··· TASK MATERIAL

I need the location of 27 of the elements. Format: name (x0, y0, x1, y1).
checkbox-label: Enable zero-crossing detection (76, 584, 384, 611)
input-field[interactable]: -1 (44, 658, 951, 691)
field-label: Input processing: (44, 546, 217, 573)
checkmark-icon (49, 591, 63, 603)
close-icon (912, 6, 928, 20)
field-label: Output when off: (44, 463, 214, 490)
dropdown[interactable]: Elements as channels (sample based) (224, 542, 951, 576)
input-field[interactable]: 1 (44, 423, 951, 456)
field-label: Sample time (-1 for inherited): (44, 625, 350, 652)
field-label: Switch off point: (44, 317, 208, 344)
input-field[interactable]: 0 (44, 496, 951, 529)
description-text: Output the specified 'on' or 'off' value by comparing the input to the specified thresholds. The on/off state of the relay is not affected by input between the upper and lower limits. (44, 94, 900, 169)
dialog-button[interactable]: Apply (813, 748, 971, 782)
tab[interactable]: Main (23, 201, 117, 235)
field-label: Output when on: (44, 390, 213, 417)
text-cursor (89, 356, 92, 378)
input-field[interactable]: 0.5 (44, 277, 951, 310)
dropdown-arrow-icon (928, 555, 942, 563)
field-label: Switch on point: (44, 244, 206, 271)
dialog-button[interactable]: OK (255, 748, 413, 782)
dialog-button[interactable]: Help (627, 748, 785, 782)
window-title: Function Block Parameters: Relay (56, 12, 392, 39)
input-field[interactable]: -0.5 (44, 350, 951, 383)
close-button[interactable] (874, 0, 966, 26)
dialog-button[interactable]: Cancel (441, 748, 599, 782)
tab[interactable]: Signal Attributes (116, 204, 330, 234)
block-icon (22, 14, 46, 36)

······

## TO DO
Rewrite the lines of the listing, switching "dialog-button" to "action-button" wherever it occurs and keeping everything else the same.

## FINISHED ANSWER
I need the location of 27 of the elements. Format: name (x0, y0, x1, y1).
checkbox-label: Enable zero-crossing detection (76, 584, 384, 611)
input-field[interactable]: -1 (44, 658, 951, 691)
field-label: Input processing: (44, 546, 217, 573)
checkmark-icon (49, 591, 63, 603)
close-icon (912, 6, 928, 20)
field-label: Output when off: (44, 463, 214, 490)
dropdown[interactable]: Elements as channels (sample based) (224, 542, 951, 576)
input-field[interactable]: 1 (44, 423, 951, 456)
field-label: Sample time (-1 for inherited): (44, 625, 350, 652)
field-label: Switch off point: (44, 317, 208, 344)
input-field[interactable]: 0 (44, 496, 951, 529)
description-text: Output the specified 'on' or 'off' value by comparing the input to the specified thresholds. The on/off state of the relay is not affected by input between the upper and lower limits. (44, 94, 900, 169)
action-button[interactable]: Apply (813, 748, 971, 782)
tab[interactable]: Main (23, 201, 117, 235)
field-label: Output when on: (44, 390, 213, 417)
text-cursor (89, 356, 92, 378)
input-field[interactable]: 0.5 (44, 277, 951, 310)
dropdown-arrow-icon (928, 555, 942, 563)
field-label: Switch on point: (44, 244, 206, 271)
action-button[interactable]: OK (255, 748, 413, 782)
action-button[interactable]: Help (627, 748, 785, 782)
window-title: Function Block Parameters: Relay (56, 12, 392, 39)
input-field[interactable]: -0.5 (44, 350, 951, 383)
close-button[interactable] (874, 0, 966, 26)
action-button[interactable]: Cancel (441, 748, 599, 782)
tab[interactable]: Signal Attributes (116, 204, 330, 234)
block-icon (22, 14, 46, 36)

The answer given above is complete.